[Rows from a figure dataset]
— begin —

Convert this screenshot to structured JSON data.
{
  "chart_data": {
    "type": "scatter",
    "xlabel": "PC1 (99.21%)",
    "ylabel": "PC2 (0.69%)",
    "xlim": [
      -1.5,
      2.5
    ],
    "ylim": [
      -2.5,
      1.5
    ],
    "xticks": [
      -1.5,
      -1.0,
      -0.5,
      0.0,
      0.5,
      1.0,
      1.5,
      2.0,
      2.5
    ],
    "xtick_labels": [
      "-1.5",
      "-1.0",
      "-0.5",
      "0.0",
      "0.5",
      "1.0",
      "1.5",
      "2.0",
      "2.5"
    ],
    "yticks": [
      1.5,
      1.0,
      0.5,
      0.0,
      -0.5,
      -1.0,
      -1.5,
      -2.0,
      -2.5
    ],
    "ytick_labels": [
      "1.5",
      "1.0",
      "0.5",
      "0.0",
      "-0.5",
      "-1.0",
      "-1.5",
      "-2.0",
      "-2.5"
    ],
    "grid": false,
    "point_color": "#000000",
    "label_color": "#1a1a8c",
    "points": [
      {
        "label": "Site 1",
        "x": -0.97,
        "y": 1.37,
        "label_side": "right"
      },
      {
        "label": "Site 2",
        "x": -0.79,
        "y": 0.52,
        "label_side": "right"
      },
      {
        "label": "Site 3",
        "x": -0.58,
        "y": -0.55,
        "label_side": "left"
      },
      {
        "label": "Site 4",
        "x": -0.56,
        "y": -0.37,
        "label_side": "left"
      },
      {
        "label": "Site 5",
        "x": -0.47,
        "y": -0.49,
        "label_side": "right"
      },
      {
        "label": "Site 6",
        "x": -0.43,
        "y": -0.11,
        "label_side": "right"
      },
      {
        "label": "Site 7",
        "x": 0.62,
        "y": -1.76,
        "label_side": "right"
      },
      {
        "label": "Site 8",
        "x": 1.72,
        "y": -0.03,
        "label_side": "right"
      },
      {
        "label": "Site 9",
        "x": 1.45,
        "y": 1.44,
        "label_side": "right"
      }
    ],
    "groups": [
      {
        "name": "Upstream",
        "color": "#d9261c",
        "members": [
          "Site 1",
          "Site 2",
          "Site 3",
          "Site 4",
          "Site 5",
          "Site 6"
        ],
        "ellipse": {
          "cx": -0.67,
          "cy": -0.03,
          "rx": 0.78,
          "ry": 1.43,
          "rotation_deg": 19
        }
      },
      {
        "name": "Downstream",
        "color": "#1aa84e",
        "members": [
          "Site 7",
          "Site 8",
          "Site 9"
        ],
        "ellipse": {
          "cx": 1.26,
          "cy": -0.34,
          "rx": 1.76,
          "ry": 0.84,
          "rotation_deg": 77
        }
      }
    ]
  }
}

— end —

REQUIREMENTS: Extract all of the data shown above without alteration.

ANSWER TO THIS TASK:
Convert this screenshot to structured JSON data.
{
  "chart_data": {
    "type": "scatter",
    "xlabel": "PC1 (99.21%)",
    "ylabel": "PC2 (0.69%)",
    "xlim": [
      -1.5,
      2.5
    ],
    "ylim": [
      -2.5,
      1.5
    ],
    "xticks": [
      -1.5,
      -1.0,
      -0.5,
      0.0,
      0.5,
      1.0,
      1.5,
      2.0,
      2.5
    ],
    "xtick_labels": [
      "-1.5",
      "-1.0",
      "-0.5",
      "0.0",
      "0.5",
      "1.0",
      "1.5",
      "2.0",
      "2.5"
    ],
    "yticks": [
      1.5,
      1.0,
      0.5,
      0.0,
      -0.5,
      -1.0,
      -1.5,
      -2.0,
      -2.5
    ],
    "ytick_labels": [
      "1.5",
      "1.0",
      "0.5",
      "0.0",
      "-0.5",
      "-1.0",
      "-1.5",
      "-2.0",
      "-2.5"
    ],
    "grid": false,
    "point_color": "#000000",
    "label_color": "#1a1a8c",
    "points": [
      {
        "label": "Site 1",
        "x": -0.97,
        "y": 1.37,
        "label_side": "right"
      },
      {
        "label": "Site 2",
        "x": -0.79,
        "y": 0.52,
        "label_side": "right"
      },
      {
        "label": "Site 3",
        "x": -0.58,
        "y": -0.55,
        "label_side": "left"
      },
      {
        "label": "Site 4",
        "x": -0.56,
        "y": -0.37,
        "label_side": "left"
      },
      {
        "label": "Site 5",
        "x": -0.47,
        "y": -0.49,
        "label_side": "right"
      },
      {
        "label": "Site 6",
        "x": -0.43,
        "y": -0.11,
        "label_side": "right"
      },
      {
        "label": "Site 7",
        "x": 0.62,
        "y": -1.76,
        "label_side": "right"
      },
      {
        "label": "Site 8",
        "x": 1.72,
        "y": -0.03,
        "label_side": "right"
      },
      {
        "label": "Site 9",
        "x": 1.45,
        "y": 1.44,
        "label_side": "right"
      }
    ],
    "groups": [
      {
        "name": "Upstream",
        "color": "#d9261c",
        "members": [
          "Site 1",
          "Site 2",
          "Site 3",
          "Site 4",
          "Site 5",
          "Site 6"
        ],
        "ellipse": {
          "cx": -0.67,
          "cy": -0.03,
          "rx": 0.78,
          "ry": 1.43,
          "rotation_deg": 19
        }
      },
      {
        "name": "Downstream",
        "color": "#1aa84e",
        "members": [
          "Site 7",
          "Site 8",
          "Site 9"
        ],
        "ellipse": {
          "cx": 1.26,
          "cy": -0.34,
          "rx": 1.76,
          "ry": 0.84,
          "rotation_deg": 77
        }
      }
    ]
  }
}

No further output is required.